### Short problem
Copy out every one of the following rows word for word.

### Input material
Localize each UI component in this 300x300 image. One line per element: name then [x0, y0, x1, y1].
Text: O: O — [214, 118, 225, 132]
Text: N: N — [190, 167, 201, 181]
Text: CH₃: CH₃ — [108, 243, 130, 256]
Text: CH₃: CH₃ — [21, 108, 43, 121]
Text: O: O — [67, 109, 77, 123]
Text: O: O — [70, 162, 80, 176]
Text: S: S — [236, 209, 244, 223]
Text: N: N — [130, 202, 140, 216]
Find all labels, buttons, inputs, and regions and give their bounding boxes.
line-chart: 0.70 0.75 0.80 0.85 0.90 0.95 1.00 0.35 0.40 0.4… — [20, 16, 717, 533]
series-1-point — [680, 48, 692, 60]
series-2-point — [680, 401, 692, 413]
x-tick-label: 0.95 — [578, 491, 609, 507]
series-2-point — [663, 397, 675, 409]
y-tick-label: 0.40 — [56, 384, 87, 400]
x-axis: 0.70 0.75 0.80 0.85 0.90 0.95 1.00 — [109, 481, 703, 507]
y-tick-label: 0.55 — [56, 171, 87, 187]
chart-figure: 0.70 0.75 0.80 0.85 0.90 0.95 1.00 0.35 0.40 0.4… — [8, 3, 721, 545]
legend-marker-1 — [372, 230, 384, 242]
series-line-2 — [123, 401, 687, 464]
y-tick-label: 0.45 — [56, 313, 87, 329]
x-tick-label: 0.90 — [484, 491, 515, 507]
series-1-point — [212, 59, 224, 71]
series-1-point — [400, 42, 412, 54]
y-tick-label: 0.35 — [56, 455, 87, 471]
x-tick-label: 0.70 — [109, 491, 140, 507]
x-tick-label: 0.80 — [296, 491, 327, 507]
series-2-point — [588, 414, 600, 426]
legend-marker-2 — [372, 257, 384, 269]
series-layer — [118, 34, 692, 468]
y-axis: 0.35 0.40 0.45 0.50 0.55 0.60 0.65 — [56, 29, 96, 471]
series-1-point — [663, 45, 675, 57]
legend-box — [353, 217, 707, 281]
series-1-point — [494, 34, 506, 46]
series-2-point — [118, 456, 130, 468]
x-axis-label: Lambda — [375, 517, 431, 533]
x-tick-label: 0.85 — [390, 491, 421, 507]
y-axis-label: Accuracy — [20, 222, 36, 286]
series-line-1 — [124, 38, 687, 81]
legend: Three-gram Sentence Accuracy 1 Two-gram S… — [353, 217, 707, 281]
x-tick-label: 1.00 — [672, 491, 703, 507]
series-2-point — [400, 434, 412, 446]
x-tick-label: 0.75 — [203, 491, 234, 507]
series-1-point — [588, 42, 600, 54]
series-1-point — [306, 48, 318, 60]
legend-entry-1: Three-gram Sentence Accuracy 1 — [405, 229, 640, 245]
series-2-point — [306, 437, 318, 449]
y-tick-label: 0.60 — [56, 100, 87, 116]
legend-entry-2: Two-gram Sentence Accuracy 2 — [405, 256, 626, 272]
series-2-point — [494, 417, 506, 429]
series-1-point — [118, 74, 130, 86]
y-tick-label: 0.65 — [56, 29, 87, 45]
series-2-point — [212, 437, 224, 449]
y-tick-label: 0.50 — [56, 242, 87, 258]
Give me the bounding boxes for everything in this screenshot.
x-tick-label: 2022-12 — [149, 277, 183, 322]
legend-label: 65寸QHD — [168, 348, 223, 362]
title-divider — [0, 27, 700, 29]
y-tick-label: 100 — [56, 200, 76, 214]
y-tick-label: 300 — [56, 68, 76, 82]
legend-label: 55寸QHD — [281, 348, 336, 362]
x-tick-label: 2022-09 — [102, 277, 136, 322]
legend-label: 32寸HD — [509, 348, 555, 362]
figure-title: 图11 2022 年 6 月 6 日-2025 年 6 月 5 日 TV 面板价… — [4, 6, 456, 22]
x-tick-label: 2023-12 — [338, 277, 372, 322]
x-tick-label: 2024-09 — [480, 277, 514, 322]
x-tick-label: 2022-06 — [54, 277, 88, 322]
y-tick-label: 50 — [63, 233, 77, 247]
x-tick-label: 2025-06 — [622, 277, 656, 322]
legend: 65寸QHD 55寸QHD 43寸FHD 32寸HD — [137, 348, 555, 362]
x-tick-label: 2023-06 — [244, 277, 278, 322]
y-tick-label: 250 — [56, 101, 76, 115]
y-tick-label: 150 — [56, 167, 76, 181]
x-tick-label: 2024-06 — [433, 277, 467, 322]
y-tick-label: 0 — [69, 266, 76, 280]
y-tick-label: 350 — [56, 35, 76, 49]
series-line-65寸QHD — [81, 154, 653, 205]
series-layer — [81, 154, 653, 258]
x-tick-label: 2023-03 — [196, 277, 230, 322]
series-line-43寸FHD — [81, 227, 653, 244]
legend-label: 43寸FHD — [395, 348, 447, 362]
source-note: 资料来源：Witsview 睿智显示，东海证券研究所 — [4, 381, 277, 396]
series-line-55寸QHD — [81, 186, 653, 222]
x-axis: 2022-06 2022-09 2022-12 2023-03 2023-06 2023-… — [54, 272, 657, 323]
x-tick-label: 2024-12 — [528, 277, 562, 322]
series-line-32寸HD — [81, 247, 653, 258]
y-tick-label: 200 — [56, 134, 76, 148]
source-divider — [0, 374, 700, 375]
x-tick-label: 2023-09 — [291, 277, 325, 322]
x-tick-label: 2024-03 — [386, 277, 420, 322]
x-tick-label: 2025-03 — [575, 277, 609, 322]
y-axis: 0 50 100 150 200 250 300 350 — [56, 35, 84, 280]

### Full response
Localize each UI component in this 300x300 image. One line per element: name then [x0, y0, x1, y1].
Text: O: O — [214, 118, 225, 132]
Text: N: N — [190, 167, 201, 181]
Text: CH₃: CH₃ — [108, 243, 130, 256]
Text: CH₃: CH₃ — [21, 108, 43, 121]
Text: O: O — [67, 109, 77, 123]
Text: O: O — [70, 162, 80, 176]
Text: S: S — [236, 209, 244, 223]
Text: N: N — [130, 202, 140, 216]
Find all labels, buttons, inputs, and regions and give their bounding boxes.
line-chart: 0.70 0.75 0.80 0.85 0.90 0.95 1.00 0.35 0.40 0.4… — [20, 16, 717, 533]
series-1-point — [680, 48, 692, 60]
series-2-point — [680, 401, 692, 413]
x-tick-label: 0.95 — [578, 491, 609, 507]
series-2-point — [663, 397, 675, 409]
y-tick-label: 0.40 — [56, 384, 87, 400]
x-axis: 0.70 0.75 0.80 0.85 0.90 0.95 1.00 — [109, 481, 703, 507]
y-tick-label: 0.55 — [56, 171, 87, 187]
chart-figure: 0.70 0.75 0.80 0.85 0.90 0.95 1.00 0.35 0.40 0.4… — [8, 3, 721, 545]
legend-marker-1 — [372, 230, 384, 242]
series-line-2 — [123, 401, 687, 464]
y-tick-label: 0.45 — [56, 313, 87, 329]
x-tick-label: 0.90 — [484, 491, 515, 507]
series-1-point — [212, 59, 224, 71]
series-1-point — [400, 42, 412, 54]
y-tick-label: 0.35 — [56, 455, 87, 471]
x-tick-label: 0.70 — [109, 491, 140, 507]
x-tick-label: 0.80 — [296, 491, 327, 507]
series-2-point — [588, 414, 600, 426]
legend-marker-2 — [372, 257, 384, 269]
series-layer — [118, 34, 692, 468]
y-axis: 0.35 0.40 0.45 0.50 0.55 0.60 0.65 — [56, 29, 96, 471]
series-1-point — [663, 45, 675, 57]
legend-box — [353, 217, 707, 281]
series-1-point — [494, 34, 506, 46]
series-2-point — [118, 456, 130, 468]
x-axis-label: Lambda — [375, 517, 431, 533]
x-tick-label: 0.85 — [390, 491, 421, 507]
y-axis-label: Accuracy — [20, 222, 36, 286]
series-line-1 — [124, 38, 687, 81]
legend: Three-gram Sentence Accuracy 1 Two-gram S… — [353, 217, 707, 281]
x-tick-label: 1.00 — [672, 491, 703, 507]
series-2-point — [400, 434, 412, 446]
x-tick-label: 0.75 — [203, 491, 234, 507]
series-1-point — [588, 42, 600, 54]
series-1-point — [306, 48, 318, 60]
legend-entry-1: Three-gram Sentence Accuracy 1 — [405, 229, 640, 245]
series-2-point — [306, 437, 318, 449]
y-tick-label: 0.60 — [56, 100, 87, 116]
legend-entry-2: Two-gram Sentence Accuracy 2 — [405, 256, 626, 272]
series-2-point — [494, 417, 506, 429]
series-1-point — [118, 74, 130, 86]
y-tick-label: 0.65 — [56, 29, 87, 45]
series-2-point — [212, 437, 224, 449]
y-tick-label: 0.50 — [56, 242, 87, 258]
Give me the bounding boxes for everything in this screenshot.
x-tick-label: 2022-12 — [149, 277, 183, 322]
legend-label: 65寸QHD — [168, 348, 223, 362]
title-divider — [0, 27, 700, 29]
y-tick-label: 100 — [56, 200, 76, 214]
y-tick-label: 300 — [56, 68, 76, 82]
legend-label: 55寸QHD — [281, 348, 336, 362]
x-tick-label: 2022-09 — [102, 277, 136, 322]
legend-label: 32寸HD — [509, 348, 555, 362]
figure-title: 图11 2022 年 6 月 6 日-2025 年 6 月 5 日 TV 面板价… — [4, 6, 456, 22]
x-tick-label: 2023-12 — [338, 277, 372, 322]
x-tick-label: 2024-09 — [480, 277, 514, 322]
x-tick-label: 2022-06 — [54, 277, 88, 322]
y-tick-label: 50 — [63, 233, 77, 247]
x-tick-label: 2025-06 — [622, 277, 656, 322]
legend: 65寸QHD 55寸QHD 43寸FHD 32寸HD — [137, 348, 555, 362]
x-tick-label: 2023-06 — [244, 277, 278, 322]
y-tick-label: 250 — [56, 101, 76, 115]
y-tick-label: 150 — [56, 167, 76, 181]
x-tick-label: 2024-06 — [433, 277, 467, 322]
y-tick-label: 0 — [69, 266, 76, 280]
y-tick-label: 350 — [56, 35, 76, 49]
series-line-65寸QHD — [81, 154, 653, 205]
series-layer — [81, 154, 653, 258]
x-tick-label: 2023-03 — [196, 277, 230, 322]
series-line-43寸FHD — [81, 227, 653, 244]
legend-label: 43寸FHD — [395, 348, 447, 362]
source-note: 资料来源：Witsview 睿智显示，东海证券研究所 — [4, 381, 277, 396]
series-line-55寸QHD — [81, 186, 653, 222]
x-axis: 2022-06 2022-09 2022-12 2023-03 2023-06 2023-… — [54, 272, 657, 323]
x-tick-label: 2024-12 — [528, 277, 562, 322]
series-line-32寸HD — [81, 247, 653, 258]
y-tick-label: 200 — [56, 134, 76, 148]
source-divider — [0, 374, 700, 375]
x-tick-label: 2023-09 — [291, 277, 325, 322]
x-tick-label: 2024-03 — [386, 277, 420, 322]
x-tick-label: 2025-03 — [575, 277, 609, 322]
y-axis: 0 50 100 150 200 250 300 350 — [56, 35, 84, 280]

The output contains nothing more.